Work to complete: Pick every line with "title" from the material below.
___
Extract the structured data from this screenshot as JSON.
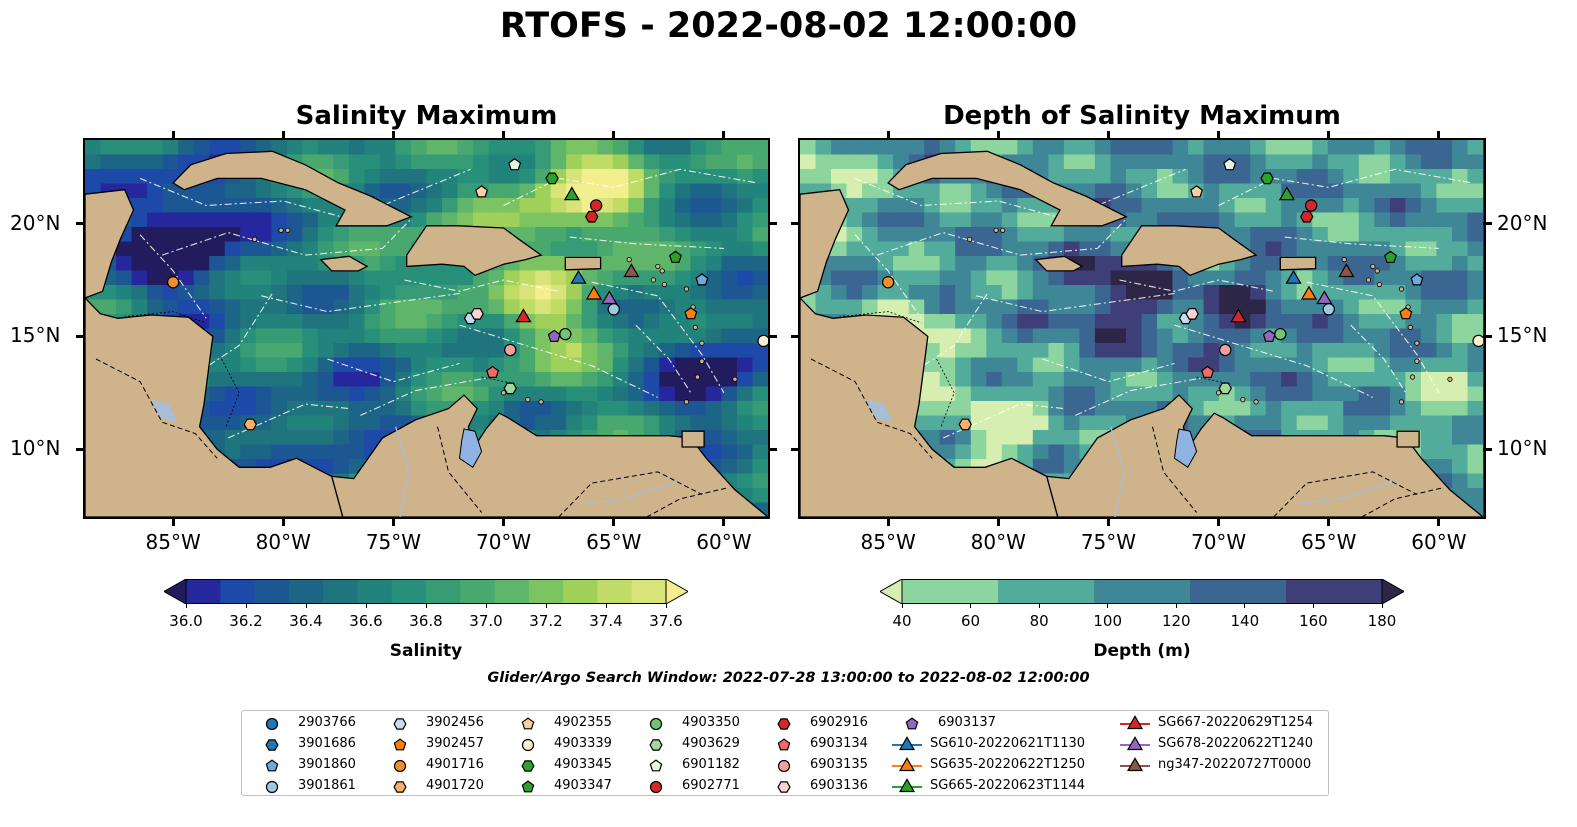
{
  "title": "RTOFS - 2022-08-02 12:00:00",
  "maps": [
    {
      "title": "Salinity Maximum"
    },
    {
      "title": "Depth of Salinity Maximum"
    }
  ],
  "lon_ticks": [
    "85°W",
    "80°W",
    "75°W",
    "70°W",
    "65°W",
    "60°W"
  ],
  "lat_ticks": [
    "20°N",
    "15°N",
    "10°N"
  ],
  "colorbars": [
    {
      "label": "Salinity",
      "ticks": [
        "36.0",
        "36.2",
        "36.4",
        "36.6",
        "36.8",
        "37.0",
        "37.2",
        "37.4",
        "37.6"
      ],
      "colors": [
        "#221c5e",
        "#26279c",
        "#1d49a8",
        "#1c5793",
        "#1d6586",
        "#1f747d",
        "#21837b",
        "#288f7a",
        "#379c75",
        "#48a86e",
        "#5fb66a",
        "#7cc361",
        "#9fd15a",
        "#c0dc66",
        "#d8e47a",
        "#f3ef8f"
      ]
    },
    {
      "label": "Depth (m)",
      "ticks": [
        "40",
        "60",
        "80",
        "100",
        "120",
        "140",
        "160",
        "180"
      ],
      "colors": [
        "#d6eeb0",
        "#8cd59f",
        "#53ab9b",
        "#3f8796",
        "#3a6691",
        "#3e3e79",
        "#2d2646"
      ]
    }
  ],
  "search_window": "Glider/Argo Search Window: 2022-07-28 13:00:00 to 2022-08-02 12:00:00",
  "map_data": {
    "lon_range": [
      -89,
      -58
    ],
    "lat_range": [
      7,
      23.7
    ],
    "land_color": "#cfb38b",
    "platforms": [
      {
        "id": "2903766",
        "marker": "circle",
        "color": "#1f77b4",
        "lon": null,
        "lat": null
      },
      {
        "id": "3901686",
        "marker": "hexagon",
        "color": "#1f77b4",
        "lon": null,
        "lat": null
      },
      {
        "id": "3901860",
        "marker": "pentagon",
        "color": "#6fa8dc",
        "lon": -61.0,
        "lat": 17.5
      },
      {
        "id": "3901861",
        "marker": "circle",
        "color": "#9ecae1",
        "lon": -65.0,
        "lat": 16.2
      },
      {
        "id": "3902456",
        "marker": "hexagon",
        "color": "#c6dbef",
        "lon": -71.5,
        "lat": 15.8
      },
      {
        "id": "3902457",
        "marker": "pentagon",
        "color": "#ff7f0e",
        "lon": -61.5,
        "lat": 16.0
      },
      {
        "id": "4901716",
        "marker": "circle",
        "color": "#f28e2b",
        "lon": -85.0,
        "lat": 17.4
      },
      {
        "id": "4901720",
        "marker": "hexagon",
        "color": "#fdae6b",
        "lon": -81.5,
        "lat": 11.1
      },
      {
        "id": "4902355",
        "marker": "pentagon",
        "color": "#fdd0a2",
        "lon": -71.0,
        "lat": 21.4
      },
      {
        "id": "4903339",
        "marker": "circle",
        "color": "#fff0d0",
        "lon": -58.2,
        "lat": 14.8
      },
      {
        "id": "4903345",
        "marker": "hexagon",
        "color": "#2ca02c",
        "lon": -67.8,
        "lat": 22.0
      },
      {
        "id": "4903347",
        "marker": "pentagon",
        "color": "#2ca02c",
        "lon": -62.2,
        "lat": 18.5
      },
      {
        "id": "4903350",
        "marker": "circle",
        "color": "#74c476",
        "lon": -67.2,
        "lat": 15.1
      },
      {
        "id": "4903629",
        "marker": "hexagon",
        "color": "#a1d99b",
        "lon": -69.7,
        "lat": 12.7
      },
      {
        "id": "6901182",
        "marker": "pentagon",
        "color": "#e5f5e0",
        "lon": -69.5,
        "lat": 22.6
      },
      {
        "id": "6902771",
        "marker": "circle",
        "color": "#d62728",
        "lon": -65.8,
        "lat": 20.8
      },
      {
        "id": "6902916",
        "marker": "hexagon",
        "color": "#d62728",
        "lon": -66.0,
        "lat": 20.3
      },
      {
        "id": "6903134",
        "marker": "pentagon",
        "color": "#f16a6a",
        "lon": -70.5,
        "lat": 13.4
      },
      {
        "id": "6903135",
        "marker": "circle",
        "color": "#f4a0a0",
        "lon": -69.7,
        "lat": 14.4
      },
      {
        "id": "6903136",
        "marker": "hexagon",
        "color": "#fcd3d3",
        "lon": -71.2,
        "lat": 16.0
      },
      {
        "id": "6903137",
        "marker": "pentagon",
        "color": "#9467bd",
        "lon": -67.7,
        "lat": 15.0
      },
      {
        "id": "SG610-20220621T1130",
        "marker": "triangle",
        "color": "#1f77b4",
        "lon": -66.6,
        "lat": 17.6
      },
      {
        "id": "SG635-20220622T1250",
        "marker": "triangle",
        "color": "#ff7f0e",
        "lon": -65.9,
        "lat": 16.9
      },
      {
        "id": "SG665-20220623T1144",
        "marker": "triangle",
        "color": "#2ca02c",
        "lon": -66.9,
        "lat": 21.3
      },
      {
        "id": "SG667-20220629T1254",
        "marker": "triangle",
        "color": "#d62728",
        "lon": -69.1,
        "lat": 15.9
      },
      {
        "id": "SG678-20220622T1240",
        "marker": "triangle",
        "color": "#9467bd",
        "lon": -65.2,
        "lat": 16.7
      },
      {
        "id": "ng347-20220727T0000",
        "marker": "triangle",
        "color": "#8c564b",
        "lon": -64.2,
        "lat": 17.9
      }
    ]
  }
}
___
Result of the task:
  "title": "RTOFS - 2022-08-02 12:00:00",
      "title": "Salinity Maximum"
      "title": "Depth of Salinity Maximum"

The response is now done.